= Set exercise =
Could you copy out all of the material below word for word, leaving the pictures out?

= Data lines =
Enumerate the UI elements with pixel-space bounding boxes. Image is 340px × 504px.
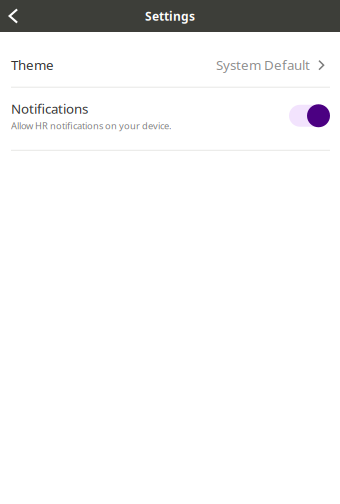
button[interactable]: Notifications — [0, 88, 340, 150]
staticText: Theme — [11, 56, 54, 74]
staticText: Allow HR notifications on your device. — [11, 119, 172, 132]
staticText: Notifications — [11, 100, 88, 117]
staticText: System Default — [216, 56, 310, 74]
button[interactable]: Theme — [0, 32, 340, 87]
staticText: Settings — [145, 8, 195, 24]
button[interactable]: Back — [0, 0, 32, 32]
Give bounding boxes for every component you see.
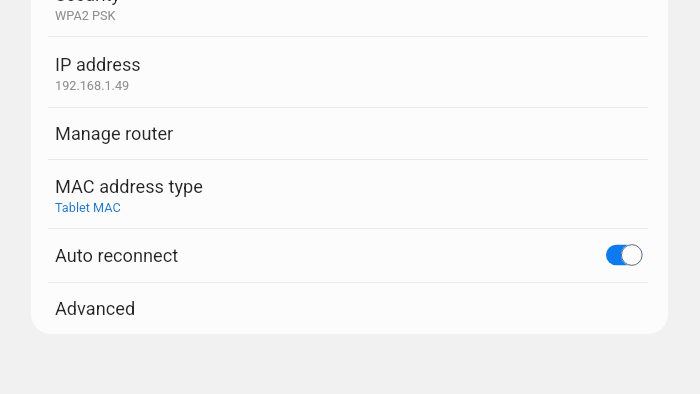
staticText: Tablet MAC <box>55 200 121 215</box>
button[interactable]: Security <box>31 0 668 36</box>
button[interactable]: Auto reconnect <box>31 228 668 282</box>
staticText: Security <box>55 0 121 5</box>
staticText: Auto reconnect <box>55 245 179 266</box>
button[interactable]: MAC address type <box>31 159 668 228</box>
staticText: IP address <box>55 54 141 75</box>
button[interactable]: IP address <box>31 36 668 107</box>
staticText: 192.168.1.49 <box>55 78 130 93</box>
staticText: Manage router <box>55 123 174 144</box>
button[interactable]: Auto reconnect, on <box>606 242 642 268</box>
button[interactable]: Manage router <box>31 107 668 159</box>
staticText: Advanced <box>55 298 136 319</box>
staticText: MAC address type <box>55 176 203 197</box>
staticText: WPA2 PSK <box>55 8 116 23</box>
button[interactable]: Advanced <box>31 282 668 334</box>
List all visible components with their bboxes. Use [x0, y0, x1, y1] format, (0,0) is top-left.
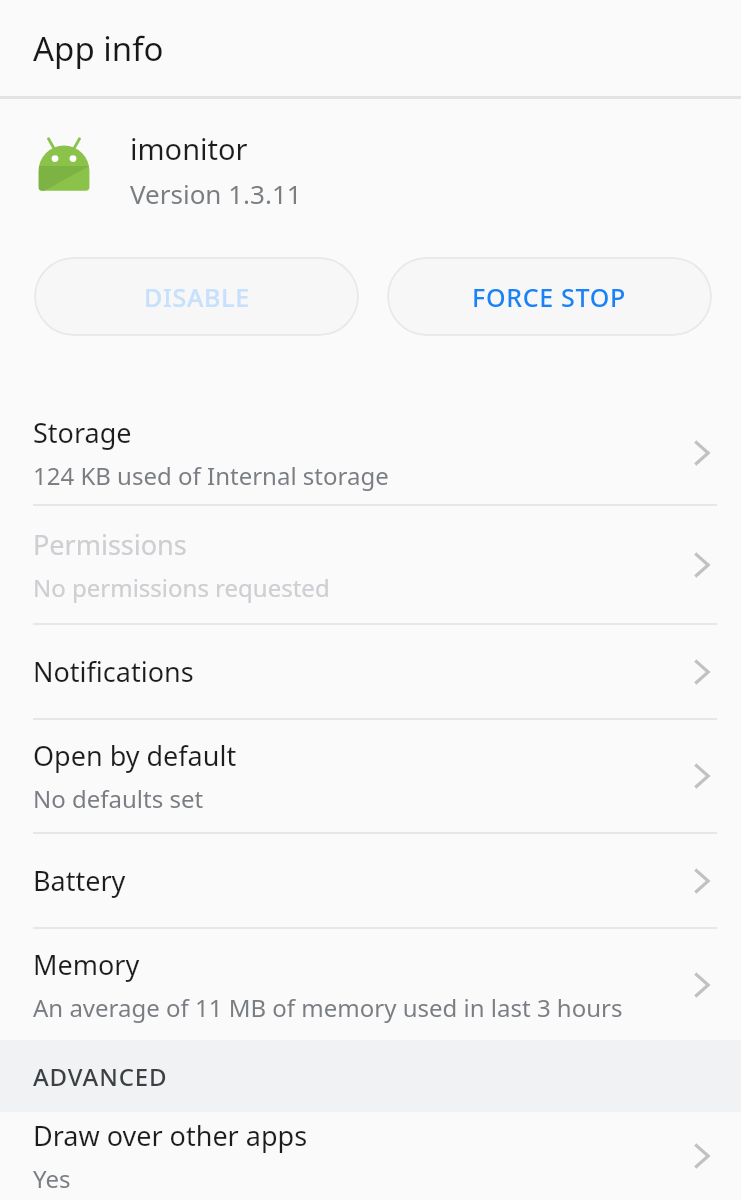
- staticText: Memory: [33, 946, 140, 983]
- button[interactable]: DISABLE: [34, 257, 359, 336]
- staticText: Battery: [33, 862, 126, 899]
- staticText: 124 KB used of Internal storage: [33, 459, 389, 492]
- staticText: No defaults set: [33, 782, 204, 815]
- staticText: Open by default: [33, 737, 237, 774]
- button[interactable]: Memory: [0, 929, 741, 1040]
- button[interactable]: FORCE STOP: [387, 257, 712, 336]
- staticText: Version 1.3.11: [130, 176, 302, 211]
- staticText: Draw over other apps: [33, 1117, 308, 1154]
- button[interactable]: Permissions: [0, 506, 741, 623]
- staticText: An average of 11 MB of memory used in la…: [33, 991, 623, 1024]
- staticText: Yes: [33, 1162, 71, 1195]
- staticText: Permissions: [33, 526, 187, 563]
- button[interactable]: Notifications: [0, 625, 741, 718]
- button[interactable]: Open by default: [0, 720, 741, 832]
- staticText: imonitor: [130, 129, 248, 168]
- button[interactable]: Battery: [0, 834, 741, 927]
- staticText: Notifications: [33, 653, 194, 690]
- button[interactable]: Storage: [0, 402, 741, 504]
- staticText: No permissions requested: [33, 571, 330, 604]
- button[interactable]: Draw over other apps: [0, 1112, 741, 1200]
- staticText: Storage: [33, 414, 132, 451]
- staticText: FORCE STOP: [472, 280, 627, 314]
- staticText: App info: [33, 26, 164, 71]
- staticText: ADVANCED: [33, 1060, 168, 1093]
- staticText: DISABLE: [144, 280, 250, 314]
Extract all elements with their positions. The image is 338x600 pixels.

= Answer below =
Enumerate the UI elements with pixel-space bounding boxes. Image is 340px × 504px.
button[interactable]: Notifications — [0, 88, 340, 150]
staticText: Theme — [11, 56, 54, 74]
staticText: Allow HR notifications on your device. — [11, 119, 172, 132]
staticText: Notifications — [11, 100, 88, 117]
staticText: System Default — [216, 56, 310, 74]
button[interactable]: Theme — [0, 32, 340, 87]
staticText: Settings — [145, 8, 195, 24]
button[interactable]: Back — [0, 0, 32, 32]
Give bounding boxes for every component you see.
staticText: Tablet MAC <box>55 200 121 215</box>
button[interactable]: Security <box>31 0 668 36</box>
button[interactable]: Auto reconnect <box>31 228 668 282</box>
staticText: Security <box>55 0 121 5</box>
staticText: Auto reconnect <box>55 245 179 266</box>
button[interactable]: MAC address type <box>31 159 668 228</box>
staticText: IP address <box>55 54 141 75</box>
button[interactable]: IP address <box>31 36 668 107</box>
staticText: 192.168.1.49 <box>55 78 130 93</box>
staticText: Manage router <box>55 123 174 144</box>
button[interactable]: Auto reconnect, on <box>606 242 642 268</box>
button[interactable]: Manage router <box>31 107 668 159</box>
staticText: Advanced <box>55 298 136 319</box>
staticText: MAC address type <box>55 176 203 197</box>
staticText: WPA2 PSK <box>55 8 116 23</box>
button[interactable]: Advanced <box>31 282 668 334</box>
List all visible components with their bboxes. Use [x0, y0, x1, y1] format, (0,0) is top-left.
- staticText: Memory: [33, 946, 140, 983]
- button[interactable]: DISABLE: [34, 257, 359, 336]
- staticText: Battery: [33, 862, 126, 899]
- staticText: 124 KB used of Internal storage: [33, 459, 389, 492]
- staticText: No defaults set: [33, 782, 204, 815]
- staticText: Open by default: [33, 737, 237, 774]
- button[interactable]: Memory: [0, 929, 741, 1040]
- button[interactable]: FORCE STOP: [387, 257, 712, 336]
- staticText: Version 1.3.11: [130, 176, 302, 211]
- staticText: Draw over other apps: [33, 1117, 308, 1154]
- button[interactable]: Permissions: [0, 506, 741, 623]
- staticText: An average of 11 MB of memory used in la…: [33, 991, 623, 1024]
- staticText: Yes: [33, 1162, 71, 1195]
- staticText: Permissions: [33, 526, 187, 563]
- button[interactable]: Notifications: [0, 625, 741, 718]
- button[interactable]: Open by default: [0, 720, 741, 832]
- staticText: imonitor: [130, 129, 248, 168]
- button[interactable]: Battery: [0, 834, 741, 927]
- staticText: Notifications: [33, 653, 194, 690]
- button[interactable]: Storage: [0, 402, 741, 504]
- staticText: No permissions requested: [33, 571, 330, 604]
- button[interactable]: Draw over other apps: [0, 1112, 741, 1200]
- staticText: Storage: [33, 414, 132, 451]
- staticText: FORCE STOP: [472, 280, 627, 314]
- staticText: App info: [33, 26, 164, 71]
- staticText: ADVANCED: [33, 1060, 168, 1093]
- staticText: DISABLE: [144, 280, 250, 314]
Extract all elements with their positions. The image is 338x600 pixels.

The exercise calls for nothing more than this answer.